Exercise objective:
Of the lines in these entries, how many contain the string "broth"? Give the number and nothing else.
** START OF Excerpted data **
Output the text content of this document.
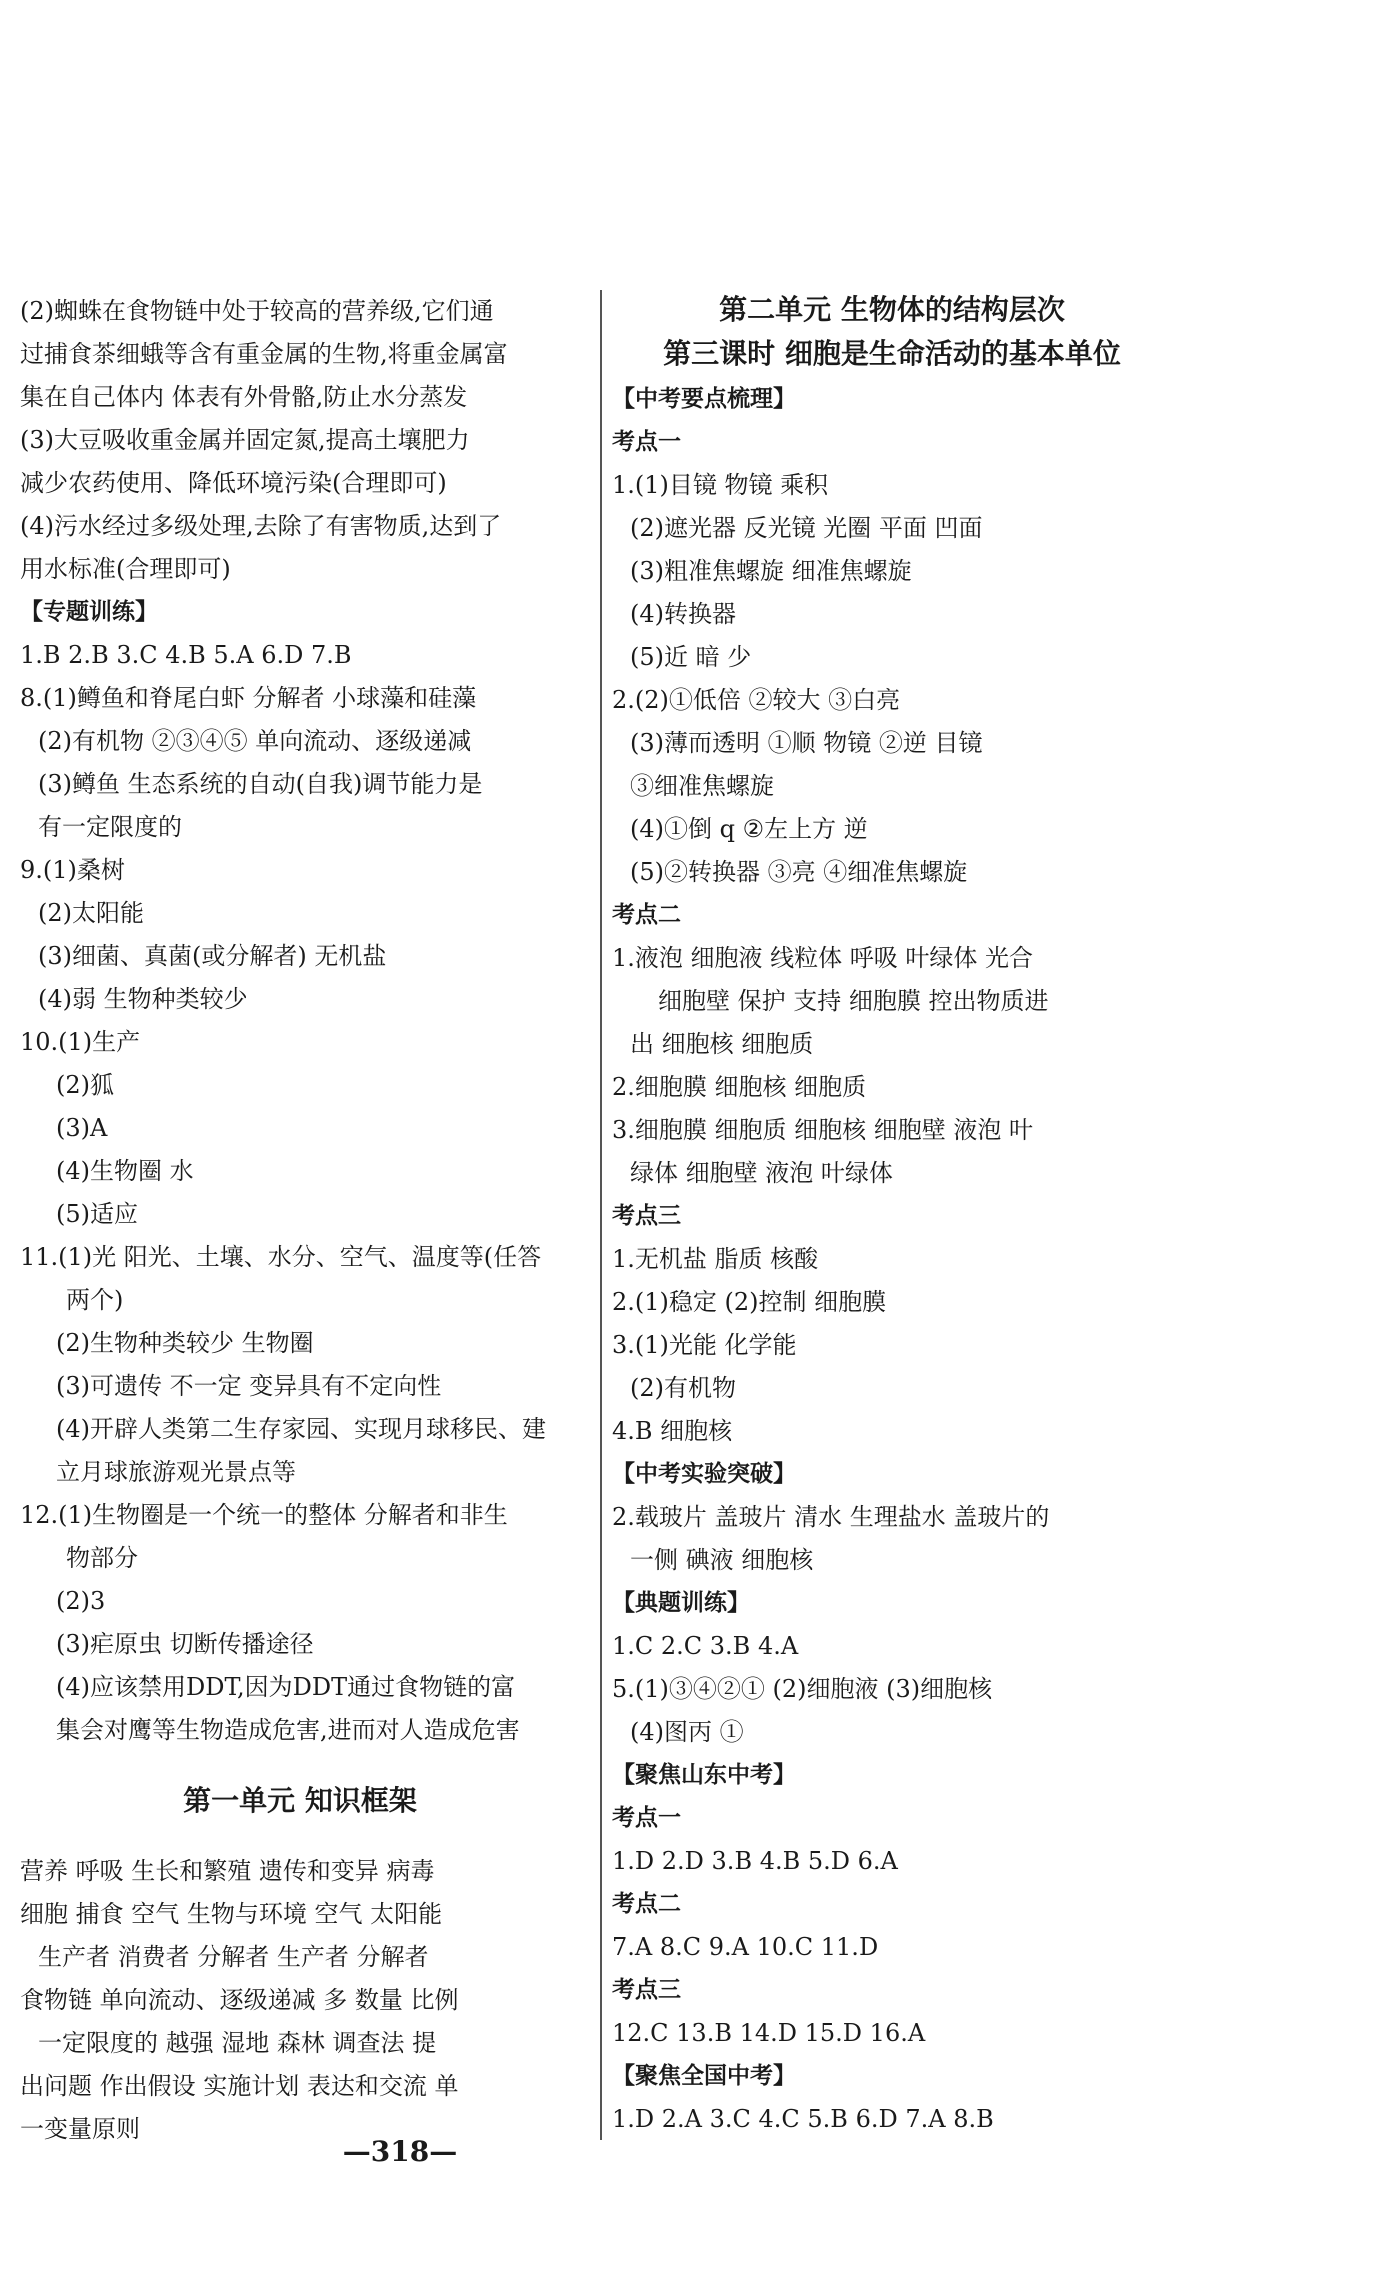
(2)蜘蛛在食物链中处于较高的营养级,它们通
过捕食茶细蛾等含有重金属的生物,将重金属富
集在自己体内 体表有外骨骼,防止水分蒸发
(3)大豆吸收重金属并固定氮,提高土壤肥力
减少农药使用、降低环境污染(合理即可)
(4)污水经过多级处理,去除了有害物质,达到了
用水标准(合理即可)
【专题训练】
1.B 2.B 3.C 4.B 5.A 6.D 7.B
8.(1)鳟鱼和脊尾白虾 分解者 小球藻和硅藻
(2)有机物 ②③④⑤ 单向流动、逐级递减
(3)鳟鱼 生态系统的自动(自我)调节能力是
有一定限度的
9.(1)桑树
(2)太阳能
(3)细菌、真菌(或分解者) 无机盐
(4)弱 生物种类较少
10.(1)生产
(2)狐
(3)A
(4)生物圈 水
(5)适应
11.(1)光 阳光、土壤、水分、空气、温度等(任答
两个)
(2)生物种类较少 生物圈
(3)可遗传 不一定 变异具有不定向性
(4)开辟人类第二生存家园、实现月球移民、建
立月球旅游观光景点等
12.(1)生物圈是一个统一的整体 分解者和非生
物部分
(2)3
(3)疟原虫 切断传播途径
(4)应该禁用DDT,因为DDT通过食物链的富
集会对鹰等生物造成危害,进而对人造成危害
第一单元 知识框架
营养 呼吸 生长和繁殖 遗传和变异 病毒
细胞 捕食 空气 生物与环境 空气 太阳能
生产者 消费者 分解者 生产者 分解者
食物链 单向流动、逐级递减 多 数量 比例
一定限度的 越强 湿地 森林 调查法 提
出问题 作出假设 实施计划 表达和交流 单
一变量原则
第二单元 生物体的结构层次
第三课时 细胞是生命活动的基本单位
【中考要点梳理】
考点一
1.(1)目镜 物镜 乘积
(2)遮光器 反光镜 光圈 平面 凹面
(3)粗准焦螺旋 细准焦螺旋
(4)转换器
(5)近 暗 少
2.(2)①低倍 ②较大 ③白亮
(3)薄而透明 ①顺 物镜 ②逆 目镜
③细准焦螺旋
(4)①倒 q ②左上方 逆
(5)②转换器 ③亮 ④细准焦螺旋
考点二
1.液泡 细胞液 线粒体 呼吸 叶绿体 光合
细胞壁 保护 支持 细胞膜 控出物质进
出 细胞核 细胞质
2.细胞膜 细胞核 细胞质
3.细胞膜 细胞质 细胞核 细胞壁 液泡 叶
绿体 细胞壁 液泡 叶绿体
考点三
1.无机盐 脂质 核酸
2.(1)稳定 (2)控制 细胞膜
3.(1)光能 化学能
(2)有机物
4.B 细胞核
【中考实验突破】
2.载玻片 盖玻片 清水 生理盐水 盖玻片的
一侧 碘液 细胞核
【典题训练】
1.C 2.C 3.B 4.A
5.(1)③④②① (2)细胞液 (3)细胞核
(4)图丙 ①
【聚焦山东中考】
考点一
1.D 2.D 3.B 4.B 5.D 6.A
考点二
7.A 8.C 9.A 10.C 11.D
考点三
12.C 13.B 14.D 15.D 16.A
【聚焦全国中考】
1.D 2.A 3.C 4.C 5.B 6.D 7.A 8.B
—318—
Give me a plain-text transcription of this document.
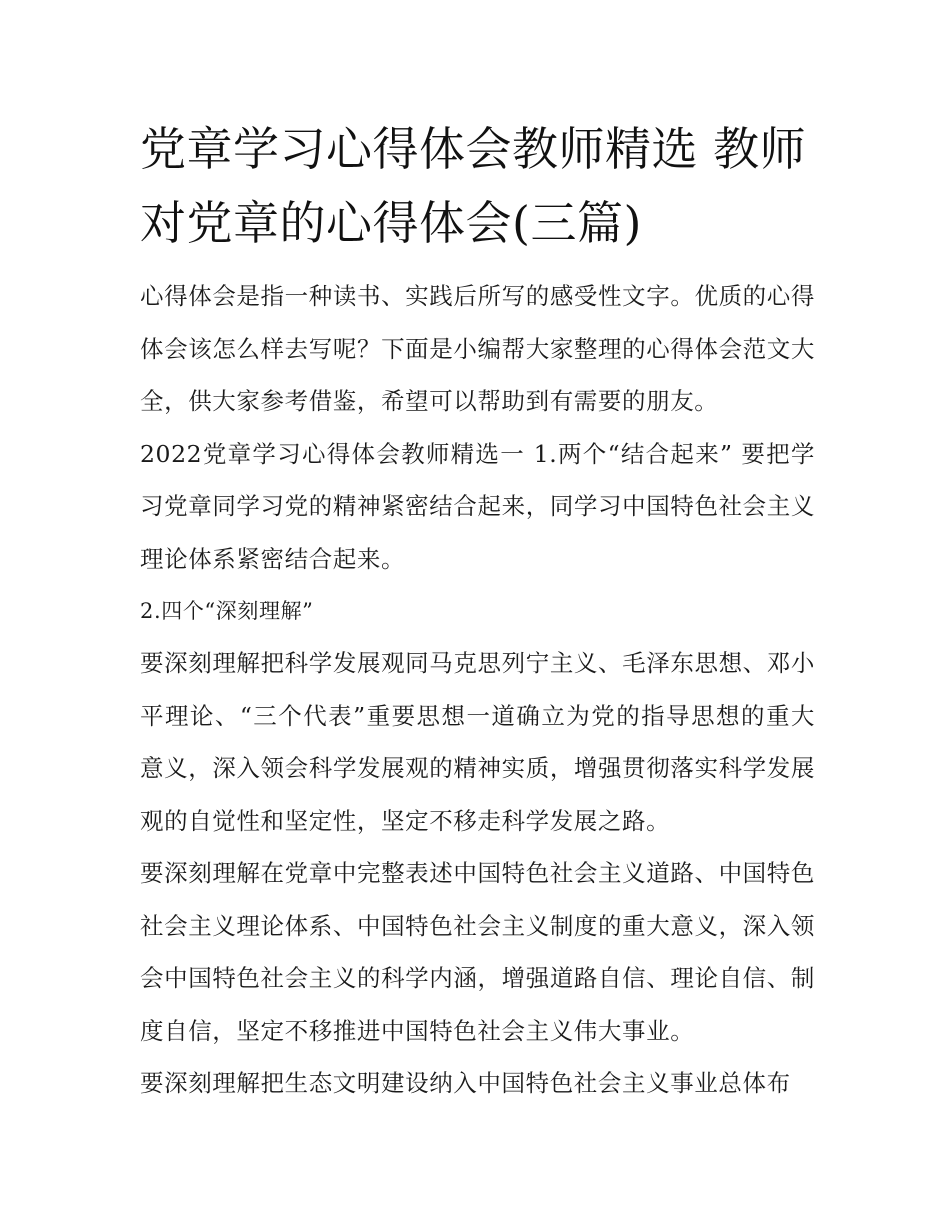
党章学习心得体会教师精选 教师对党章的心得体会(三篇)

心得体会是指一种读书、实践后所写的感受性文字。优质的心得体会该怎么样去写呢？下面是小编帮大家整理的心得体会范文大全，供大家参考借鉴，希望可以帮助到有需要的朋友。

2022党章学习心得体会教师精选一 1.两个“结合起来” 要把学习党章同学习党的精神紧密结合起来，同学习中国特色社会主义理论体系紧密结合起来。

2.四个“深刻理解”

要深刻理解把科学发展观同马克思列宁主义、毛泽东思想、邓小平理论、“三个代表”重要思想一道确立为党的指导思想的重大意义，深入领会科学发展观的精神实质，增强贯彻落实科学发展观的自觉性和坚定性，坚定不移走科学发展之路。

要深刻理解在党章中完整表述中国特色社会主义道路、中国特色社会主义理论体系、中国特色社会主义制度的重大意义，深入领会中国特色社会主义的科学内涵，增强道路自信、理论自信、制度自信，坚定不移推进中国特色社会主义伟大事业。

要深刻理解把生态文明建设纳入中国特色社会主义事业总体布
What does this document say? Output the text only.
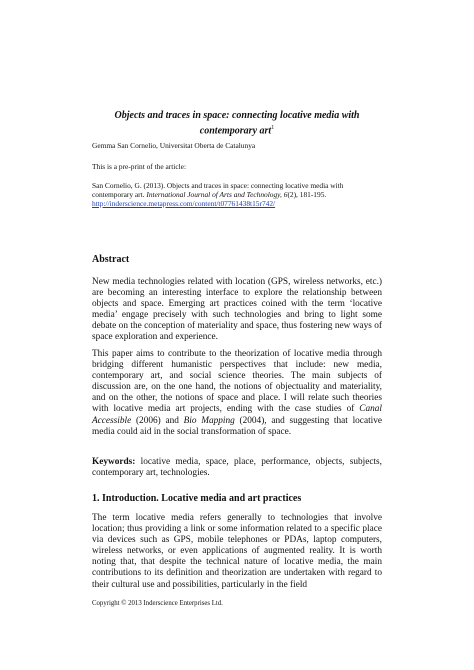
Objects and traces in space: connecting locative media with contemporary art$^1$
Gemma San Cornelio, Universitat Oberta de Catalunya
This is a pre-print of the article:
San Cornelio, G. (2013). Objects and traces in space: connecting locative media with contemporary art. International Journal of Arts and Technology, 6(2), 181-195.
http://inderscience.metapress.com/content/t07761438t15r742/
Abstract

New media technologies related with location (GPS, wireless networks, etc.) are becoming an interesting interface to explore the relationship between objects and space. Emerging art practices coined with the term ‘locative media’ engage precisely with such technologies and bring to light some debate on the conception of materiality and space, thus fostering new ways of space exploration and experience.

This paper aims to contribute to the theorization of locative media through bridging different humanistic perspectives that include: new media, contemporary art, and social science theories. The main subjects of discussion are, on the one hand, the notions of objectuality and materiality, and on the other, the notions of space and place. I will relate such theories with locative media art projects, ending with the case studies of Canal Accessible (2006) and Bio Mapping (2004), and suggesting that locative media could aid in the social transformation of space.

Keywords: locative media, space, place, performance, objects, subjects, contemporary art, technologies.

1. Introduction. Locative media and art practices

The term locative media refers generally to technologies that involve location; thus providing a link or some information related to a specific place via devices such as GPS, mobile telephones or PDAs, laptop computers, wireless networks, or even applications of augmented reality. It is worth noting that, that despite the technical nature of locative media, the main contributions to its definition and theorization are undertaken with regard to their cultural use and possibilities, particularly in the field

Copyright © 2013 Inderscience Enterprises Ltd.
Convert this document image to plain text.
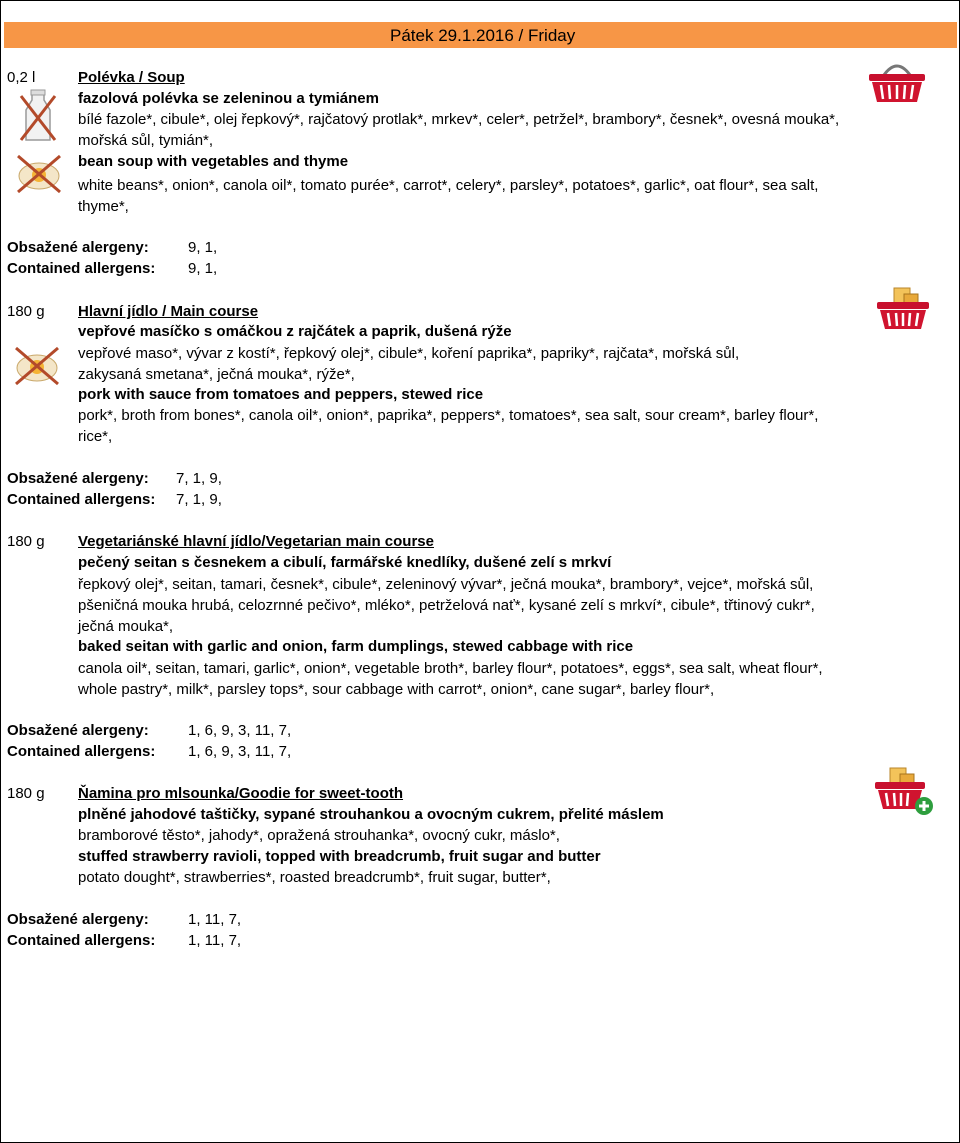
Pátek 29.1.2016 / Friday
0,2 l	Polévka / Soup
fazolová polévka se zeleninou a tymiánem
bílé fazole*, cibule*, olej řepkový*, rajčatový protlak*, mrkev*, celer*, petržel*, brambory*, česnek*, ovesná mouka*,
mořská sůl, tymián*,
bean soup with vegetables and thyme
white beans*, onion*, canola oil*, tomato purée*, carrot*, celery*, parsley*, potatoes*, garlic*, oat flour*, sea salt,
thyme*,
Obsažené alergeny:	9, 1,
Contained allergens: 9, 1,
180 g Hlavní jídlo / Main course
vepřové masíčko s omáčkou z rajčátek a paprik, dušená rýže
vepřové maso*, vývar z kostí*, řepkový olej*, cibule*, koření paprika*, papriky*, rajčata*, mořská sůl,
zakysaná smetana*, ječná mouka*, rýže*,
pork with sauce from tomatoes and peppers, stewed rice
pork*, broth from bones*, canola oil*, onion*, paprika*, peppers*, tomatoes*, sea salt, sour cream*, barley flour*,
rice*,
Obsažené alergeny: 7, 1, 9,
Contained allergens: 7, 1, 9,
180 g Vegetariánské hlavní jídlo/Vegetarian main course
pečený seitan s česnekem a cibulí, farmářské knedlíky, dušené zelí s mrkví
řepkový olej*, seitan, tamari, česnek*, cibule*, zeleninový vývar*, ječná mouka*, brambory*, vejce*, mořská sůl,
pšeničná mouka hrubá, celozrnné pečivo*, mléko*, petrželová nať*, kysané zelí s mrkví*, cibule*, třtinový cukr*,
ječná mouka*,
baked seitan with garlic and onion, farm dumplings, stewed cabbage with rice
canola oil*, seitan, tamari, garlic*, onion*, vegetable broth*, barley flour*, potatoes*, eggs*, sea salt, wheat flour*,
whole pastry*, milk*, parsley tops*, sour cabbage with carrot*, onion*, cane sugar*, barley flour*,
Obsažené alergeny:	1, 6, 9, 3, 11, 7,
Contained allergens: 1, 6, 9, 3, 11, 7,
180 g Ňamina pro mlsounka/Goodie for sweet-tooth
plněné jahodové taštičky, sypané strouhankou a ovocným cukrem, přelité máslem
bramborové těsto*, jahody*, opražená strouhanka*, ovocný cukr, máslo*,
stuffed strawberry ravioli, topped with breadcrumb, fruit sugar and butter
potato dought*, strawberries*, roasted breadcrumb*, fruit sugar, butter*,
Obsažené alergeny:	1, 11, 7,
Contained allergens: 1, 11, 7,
** END OF Excerpted data **
The completed task:
2